**Written instruction**. Return the lines where the word "JSON" occurs.

**Data rows**.
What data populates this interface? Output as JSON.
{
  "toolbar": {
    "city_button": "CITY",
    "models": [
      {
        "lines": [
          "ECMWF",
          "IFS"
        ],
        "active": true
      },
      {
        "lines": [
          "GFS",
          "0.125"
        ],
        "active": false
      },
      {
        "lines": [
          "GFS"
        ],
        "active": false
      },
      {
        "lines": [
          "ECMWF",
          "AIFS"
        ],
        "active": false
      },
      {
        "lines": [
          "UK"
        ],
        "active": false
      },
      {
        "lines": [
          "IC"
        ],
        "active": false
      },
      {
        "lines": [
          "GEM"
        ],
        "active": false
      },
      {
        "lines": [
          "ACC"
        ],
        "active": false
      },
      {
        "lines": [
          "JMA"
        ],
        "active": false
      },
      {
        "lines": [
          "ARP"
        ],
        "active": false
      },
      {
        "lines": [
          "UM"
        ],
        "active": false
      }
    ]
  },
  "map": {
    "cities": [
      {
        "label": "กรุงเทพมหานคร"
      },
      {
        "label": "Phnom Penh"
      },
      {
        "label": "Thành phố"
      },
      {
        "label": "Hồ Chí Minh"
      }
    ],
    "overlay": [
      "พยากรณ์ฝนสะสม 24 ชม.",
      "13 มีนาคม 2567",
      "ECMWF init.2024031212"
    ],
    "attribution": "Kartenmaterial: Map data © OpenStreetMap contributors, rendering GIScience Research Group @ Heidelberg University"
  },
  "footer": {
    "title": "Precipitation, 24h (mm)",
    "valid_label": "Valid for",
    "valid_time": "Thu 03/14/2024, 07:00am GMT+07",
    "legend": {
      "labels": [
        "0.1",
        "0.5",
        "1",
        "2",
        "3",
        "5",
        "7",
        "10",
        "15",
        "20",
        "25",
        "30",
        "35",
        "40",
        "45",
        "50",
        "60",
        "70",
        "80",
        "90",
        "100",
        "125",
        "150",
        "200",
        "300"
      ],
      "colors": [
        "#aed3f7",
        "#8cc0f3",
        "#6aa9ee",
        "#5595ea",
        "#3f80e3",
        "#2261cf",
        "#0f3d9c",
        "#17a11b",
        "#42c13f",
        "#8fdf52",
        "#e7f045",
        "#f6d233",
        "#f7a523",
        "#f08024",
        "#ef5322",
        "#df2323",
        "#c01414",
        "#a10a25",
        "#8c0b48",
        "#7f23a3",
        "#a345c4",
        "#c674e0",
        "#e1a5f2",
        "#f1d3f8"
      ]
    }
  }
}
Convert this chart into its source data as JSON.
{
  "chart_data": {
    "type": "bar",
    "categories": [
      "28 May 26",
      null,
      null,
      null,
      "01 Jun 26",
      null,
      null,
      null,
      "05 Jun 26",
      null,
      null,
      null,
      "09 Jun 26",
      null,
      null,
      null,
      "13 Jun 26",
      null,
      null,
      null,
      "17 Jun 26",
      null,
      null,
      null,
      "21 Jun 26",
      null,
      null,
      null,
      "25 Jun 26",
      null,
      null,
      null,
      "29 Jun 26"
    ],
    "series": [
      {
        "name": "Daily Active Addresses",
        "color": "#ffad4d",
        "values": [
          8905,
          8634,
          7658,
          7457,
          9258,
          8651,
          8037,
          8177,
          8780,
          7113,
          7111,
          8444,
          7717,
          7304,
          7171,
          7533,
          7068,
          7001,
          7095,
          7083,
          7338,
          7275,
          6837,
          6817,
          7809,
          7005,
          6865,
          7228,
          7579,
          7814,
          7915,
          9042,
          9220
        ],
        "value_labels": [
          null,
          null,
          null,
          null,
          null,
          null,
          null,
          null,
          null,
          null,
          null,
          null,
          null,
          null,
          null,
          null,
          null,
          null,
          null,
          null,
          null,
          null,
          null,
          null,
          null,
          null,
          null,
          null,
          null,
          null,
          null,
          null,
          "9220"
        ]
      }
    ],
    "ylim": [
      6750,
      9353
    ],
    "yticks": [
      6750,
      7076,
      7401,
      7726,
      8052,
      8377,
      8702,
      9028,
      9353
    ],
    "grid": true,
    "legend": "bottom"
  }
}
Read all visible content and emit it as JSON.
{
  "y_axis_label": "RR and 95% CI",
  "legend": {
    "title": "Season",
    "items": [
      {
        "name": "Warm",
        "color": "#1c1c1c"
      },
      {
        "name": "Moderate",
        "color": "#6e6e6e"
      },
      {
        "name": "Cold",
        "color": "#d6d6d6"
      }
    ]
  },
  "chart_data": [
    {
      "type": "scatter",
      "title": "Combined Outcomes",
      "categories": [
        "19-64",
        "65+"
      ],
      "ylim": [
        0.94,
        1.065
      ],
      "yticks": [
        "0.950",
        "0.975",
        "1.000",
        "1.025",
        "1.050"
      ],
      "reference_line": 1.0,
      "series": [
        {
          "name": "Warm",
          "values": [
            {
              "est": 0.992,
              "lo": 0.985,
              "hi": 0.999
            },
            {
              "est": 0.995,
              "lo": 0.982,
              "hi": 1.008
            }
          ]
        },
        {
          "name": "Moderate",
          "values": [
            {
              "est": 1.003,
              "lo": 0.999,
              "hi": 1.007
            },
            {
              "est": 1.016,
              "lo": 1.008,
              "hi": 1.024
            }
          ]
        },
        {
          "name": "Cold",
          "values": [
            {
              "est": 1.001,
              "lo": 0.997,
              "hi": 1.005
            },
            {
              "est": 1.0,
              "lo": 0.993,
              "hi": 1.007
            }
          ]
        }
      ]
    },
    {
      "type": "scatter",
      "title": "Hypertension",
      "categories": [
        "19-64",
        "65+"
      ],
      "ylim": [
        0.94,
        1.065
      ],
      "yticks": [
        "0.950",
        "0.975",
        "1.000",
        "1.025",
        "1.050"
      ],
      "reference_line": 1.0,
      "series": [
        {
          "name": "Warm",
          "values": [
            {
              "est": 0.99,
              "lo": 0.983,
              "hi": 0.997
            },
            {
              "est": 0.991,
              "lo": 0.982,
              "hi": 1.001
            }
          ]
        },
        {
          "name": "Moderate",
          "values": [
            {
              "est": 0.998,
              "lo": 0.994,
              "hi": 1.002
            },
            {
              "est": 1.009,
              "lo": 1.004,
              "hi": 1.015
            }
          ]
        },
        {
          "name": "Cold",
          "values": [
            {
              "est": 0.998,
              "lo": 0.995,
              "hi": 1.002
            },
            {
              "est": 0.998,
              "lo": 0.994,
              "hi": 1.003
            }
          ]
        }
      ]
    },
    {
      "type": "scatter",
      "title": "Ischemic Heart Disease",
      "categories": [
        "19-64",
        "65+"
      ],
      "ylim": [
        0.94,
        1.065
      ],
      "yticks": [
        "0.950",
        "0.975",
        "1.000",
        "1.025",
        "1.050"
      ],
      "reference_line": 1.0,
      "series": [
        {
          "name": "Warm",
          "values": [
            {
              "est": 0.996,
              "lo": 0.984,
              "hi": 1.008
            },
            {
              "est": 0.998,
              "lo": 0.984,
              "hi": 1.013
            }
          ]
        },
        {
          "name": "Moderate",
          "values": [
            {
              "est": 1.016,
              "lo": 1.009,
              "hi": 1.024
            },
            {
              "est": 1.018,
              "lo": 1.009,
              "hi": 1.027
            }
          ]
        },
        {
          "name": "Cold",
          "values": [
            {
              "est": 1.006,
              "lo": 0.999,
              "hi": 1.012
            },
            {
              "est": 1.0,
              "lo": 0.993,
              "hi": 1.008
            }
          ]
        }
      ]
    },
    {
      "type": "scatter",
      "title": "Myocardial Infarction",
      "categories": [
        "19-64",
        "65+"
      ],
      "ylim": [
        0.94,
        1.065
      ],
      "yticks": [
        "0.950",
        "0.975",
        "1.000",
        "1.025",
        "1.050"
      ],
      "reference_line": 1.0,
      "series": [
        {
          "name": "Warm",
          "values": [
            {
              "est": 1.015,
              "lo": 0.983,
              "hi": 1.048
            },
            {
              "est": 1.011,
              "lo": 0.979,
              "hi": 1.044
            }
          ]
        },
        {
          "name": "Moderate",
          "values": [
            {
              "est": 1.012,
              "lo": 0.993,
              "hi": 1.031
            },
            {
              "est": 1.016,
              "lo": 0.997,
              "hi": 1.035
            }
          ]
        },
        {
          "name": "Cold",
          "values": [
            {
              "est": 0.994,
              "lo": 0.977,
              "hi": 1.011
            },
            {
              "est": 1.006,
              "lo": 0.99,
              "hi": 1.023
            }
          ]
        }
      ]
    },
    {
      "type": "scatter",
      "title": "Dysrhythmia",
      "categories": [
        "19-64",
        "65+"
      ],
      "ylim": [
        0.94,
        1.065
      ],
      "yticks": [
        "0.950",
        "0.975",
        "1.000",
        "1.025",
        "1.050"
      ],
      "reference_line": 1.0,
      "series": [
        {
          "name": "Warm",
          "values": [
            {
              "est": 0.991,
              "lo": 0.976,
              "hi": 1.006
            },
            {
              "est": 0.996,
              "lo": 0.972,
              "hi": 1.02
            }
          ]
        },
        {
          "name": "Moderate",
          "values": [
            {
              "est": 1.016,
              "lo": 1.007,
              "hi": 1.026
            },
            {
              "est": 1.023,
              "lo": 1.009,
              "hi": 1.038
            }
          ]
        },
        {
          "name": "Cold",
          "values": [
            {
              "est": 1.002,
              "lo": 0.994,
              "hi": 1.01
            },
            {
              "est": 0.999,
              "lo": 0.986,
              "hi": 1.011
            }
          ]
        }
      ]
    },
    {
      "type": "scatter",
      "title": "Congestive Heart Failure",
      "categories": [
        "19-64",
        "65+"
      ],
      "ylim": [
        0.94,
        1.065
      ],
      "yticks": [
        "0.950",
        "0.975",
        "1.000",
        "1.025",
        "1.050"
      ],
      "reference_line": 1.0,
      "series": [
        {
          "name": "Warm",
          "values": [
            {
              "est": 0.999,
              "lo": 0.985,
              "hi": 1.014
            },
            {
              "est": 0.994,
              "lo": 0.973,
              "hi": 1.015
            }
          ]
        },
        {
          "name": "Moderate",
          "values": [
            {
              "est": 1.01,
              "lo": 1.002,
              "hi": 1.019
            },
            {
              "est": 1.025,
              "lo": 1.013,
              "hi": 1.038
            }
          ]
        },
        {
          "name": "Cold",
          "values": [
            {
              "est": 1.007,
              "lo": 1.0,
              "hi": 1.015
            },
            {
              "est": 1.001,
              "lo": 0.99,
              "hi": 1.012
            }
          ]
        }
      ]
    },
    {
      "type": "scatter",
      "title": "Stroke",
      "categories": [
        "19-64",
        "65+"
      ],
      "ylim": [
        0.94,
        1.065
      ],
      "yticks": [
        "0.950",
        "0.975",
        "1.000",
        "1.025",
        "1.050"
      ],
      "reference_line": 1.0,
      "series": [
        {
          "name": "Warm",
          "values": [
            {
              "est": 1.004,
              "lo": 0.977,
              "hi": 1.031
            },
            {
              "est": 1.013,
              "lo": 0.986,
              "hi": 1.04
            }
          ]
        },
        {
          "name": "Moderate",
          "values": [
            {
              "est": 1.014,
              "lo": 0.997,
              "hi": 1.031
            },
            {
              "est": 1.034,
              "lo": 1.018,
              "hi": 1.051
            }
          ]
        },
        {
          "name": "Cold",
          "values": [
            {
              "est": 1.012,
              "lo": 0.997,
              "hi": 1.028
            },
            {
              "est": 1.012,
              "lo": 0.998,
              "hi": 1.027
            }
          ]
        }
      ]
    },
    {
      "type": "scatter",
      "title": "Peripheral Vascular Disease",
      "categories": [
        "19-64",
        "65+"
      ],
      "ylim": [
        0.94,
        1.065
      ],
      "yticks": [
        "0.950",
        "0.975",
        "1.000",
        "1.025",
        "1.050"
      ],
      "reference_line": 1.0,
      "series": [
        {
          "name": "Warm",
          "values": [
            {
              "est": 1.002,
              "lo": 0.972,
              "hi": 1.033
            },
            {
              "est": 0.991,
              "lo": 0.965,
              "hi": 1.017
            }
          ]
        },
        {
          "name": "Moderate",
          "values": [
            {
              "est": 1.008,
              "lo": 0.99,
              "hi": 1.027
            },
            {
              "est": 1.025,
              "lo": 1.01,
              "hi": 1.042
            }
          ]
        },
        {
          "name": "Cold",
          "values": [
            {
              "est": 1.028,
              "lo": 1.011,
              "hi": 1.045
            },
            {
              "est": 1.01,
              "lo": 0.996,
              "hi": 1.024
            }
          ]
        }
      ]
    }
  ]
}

**Task result**.
What data populates this interface? Output as JSON.
Convert this chart into its source data as JSON.
Read all visible content and emit it as JSON.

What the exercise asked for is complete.